** begin **
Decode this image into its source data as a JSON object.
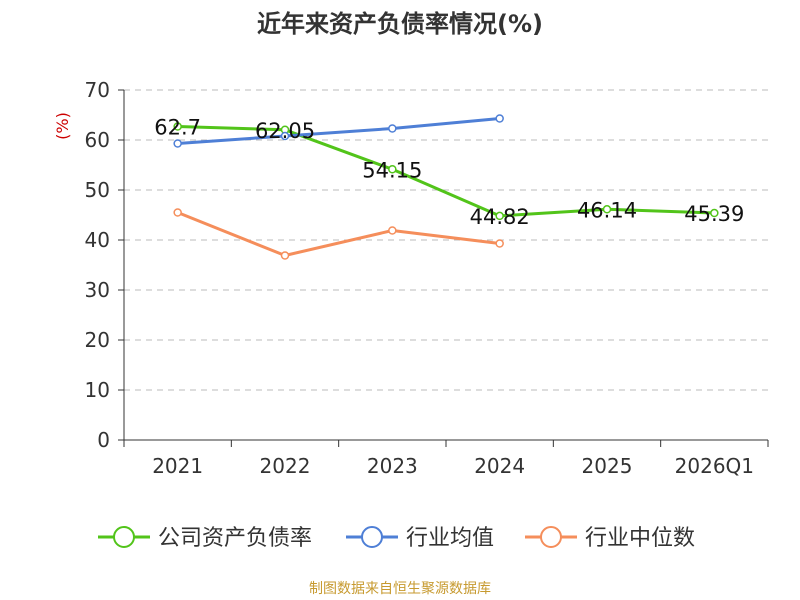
{
  "chart_data": {
    "type": "line",
    "title": "近年来资产负债率情况(%)",
    "ylabel": "(%)",
    "xlabel": "",
    "ylim": [
      0,
      70
    ],
    "yticks": [
      0,
      10,
      20,
      30,
      40,
      50,
      60,
      70
    ],
    "categories": [
      "2021",
      "2022",
      "2023",
      "2024",
      "2025",
      "2026Q1"
    ],
    "grid": true,
    "legend_position": "bottom",
    "series": [
      {
        "name": "公司资产负债率",
        "color": "#52c41a",
        "values": [
          62.7,
          62.05,
          54.15,
          44.82,
          46.14,
          45.39
        ],
        "labels": [
          "62.7",
          "62.05",
          "54.15",
          "44.82",
          "46.14",
          "45.39"
        ]
      },
      {
        "name": "行业均值",
        "color": "#4e7fd6",
        "values": [
          59.3,
          60.8,
          62.3,
          64.3,
          null,
          null
        ]
      },
      {
        "name": "行业中位数",
        "color": "#f58e5b",
        "values": [
          45.5,
          36.9,
          41.9,
          39.3,
          null,
          null
        ]
      }
    ],
    "source": "制图数据来自恒生聚源数据库"
  }
}
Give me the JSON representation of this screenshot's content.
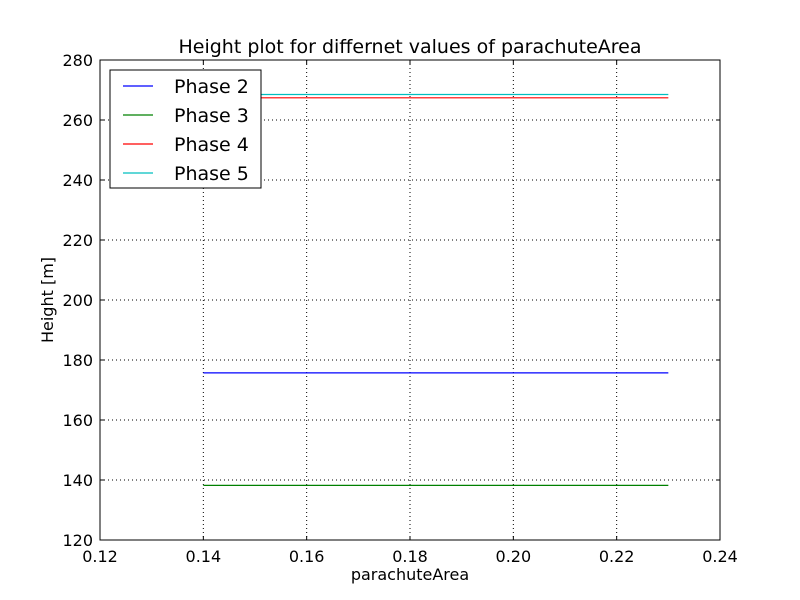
{
  "chart_data": {
    "type": "line",
    "title": "Height plot for differnet values of parachuteArea",
    "xlabel": "parachuteArea",
    "ylabel": "Height [m]",
    "xlim": [
      0.12,
      0.24
    ],
    "ylim": [
      120,
      280
    ],
    "xticks": [
      0.12,
      0.14,
      0.16,
      0.18,
      0.2,
      0.22,
      0.24
    ],
    "yticks": [
      120,
      140,
      160,
      180,
      200,
      220,
      240,
      260,
      280
    ],
    "xtick_labels": [
      "0.12",
      "0.14",
      "0.16",
      "0.18",
      "0.20",
      "0.22",
      "0.24"
    ],
    "ytick_labels": [
      "120",
      "140",
      "160",
      "180",
      "200",
      "220",
      "240",
      "260",
      "280"
    ],
    "grid": true,
    "legend_position": "top-left",
    "series": [
      {
        "name": "Phase 2",
        "color": "#0000ff",
        "x": [
          0.14,
          0.23
        ],
        "y": [
          175.7,
          175.7
        ]
      },
      {
        "name": "Phase 3",
        "color": "#008000",
        "x": [
          0.14,
          0.23
        ],
        "y": [
          138.2,
          138.2
        ]
      },
      {
        "name": "Phase 4",
        "color": "#ff0000",
        "x": [
          0.14,
          0.23
        ],
        "y": [
          267.4,
          267.4
        ]
      },
      {
        "name": "Phase 5",
        "color": "#00bfbf",
        "x": [
          0.14,
          0.23
        ],
        "y": [
          268.5,
          268.5
        ]
      }
    ]
  }
}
** end **
◆ Work to be completed ◆
Copy out all the entries exactly. Images stay out of the copy.

◆ The result ◆
Decode this image into its source data as a JSON object.
{
  "chart_data": {
    "type": "line",
    "title": "近年来资产负债率情况(%)",
    "ylabel": "(%)",
    "xlabel": "",
    "ylim": [
      0,
      70
    ],
    "yticks": [
      0,
      10,
      20,
      30,
      40,
      50,
      60,
      70
    ],
    "categories": [
      "2021",
      "2022",
      "2023",
      "2024",
      "2025",
      "2026Q1"
    ],
    "grid": true,
    "legend_position": "bottom",
    "series": [
      {
        "name": "公司资产负债率",
        "color": "#52c41a",
        "values": [
          62.7,
          62.05,
          54.15,
          44.82,
          46.14,
          45.39
        ],
        "labels": [
          "62.7",
          "62.05",
          "54.15",
          "44.82",
          "46.14",
          "45.39"
        ]
      },
      {
        "name": "行业均值",
        "color": "#4e7fd6",
        "values": [
          59.3,
          60.8,
          62.3,
          64.3,
          null,
          null
        ]
      },
      {
        "name": "行业中位数",
        "color": "#f58e5b",
        "values": [
          45.5,
          36.9,
          41.9,
          39.3,
          null,
          null
        ]
      }
    ],
    "source": "制图数据来自恒生聚源数据库"
  }
}
Give me the JSON representation of this screenshot's content.
{
  "chart_data": {
    "type": "line",
    "title": "Height plot for differnet values of parachuteArea",
    "xlabel": "parachuteArea",
    "ylabel": "Height [m]",
    "xlim": [
      0.12,
      0.24
    ],
    "ylim": [
      120,
      280
    ],
    "xticks": [
      0.12,
      0.14,
      0.16,
      0.18,
      0.2,
      0.22,
      0.24
    ],
    "yticks": [
      120,
      140,
      160,
      180,
      200,
      220,
      240,
      260,
      280
    ],
    "xtick_labels": [
      "0.12",
      "0.14",
      "0.16",
      "0.18",
      "0.20",
      "0.22",
      "0.24"
    ],
    "ytick_labels": [
      "120",
      "140",
      "160",
      "180",
      "200",
      "220",
      "240",
      "260",
      "280"
    ],
    "grid": true,
    "legend_position": "top-left",
    "series": [
      {
        "name": "Phase 2",
        "color": "#0000ff",
        "x": [
          0.14,
          0.23
        ],
        "y": [
          175.7,
          175.7
        ]
      },
      {
        "name": "Phase 3",
        "color": "#008000",
        "x": [
          0.14,
          0.23
        ],
        "y": [
          138.2,
          138.2
        ]
      },
      {
        "name": "Phase 4",
        "color": "#ff0000",
        "x": [
          0.14,
          0.23
        ],
        "y": [
          267.4,
          267.4
        ]
      },
      {
        "name": "Phase 5",
        "color": "#00bfbf",
        "x": [
          0.14,
          0.23
        ],
        "y": [
          268.5,
          268.5
        ]
      }
    ]
  }
}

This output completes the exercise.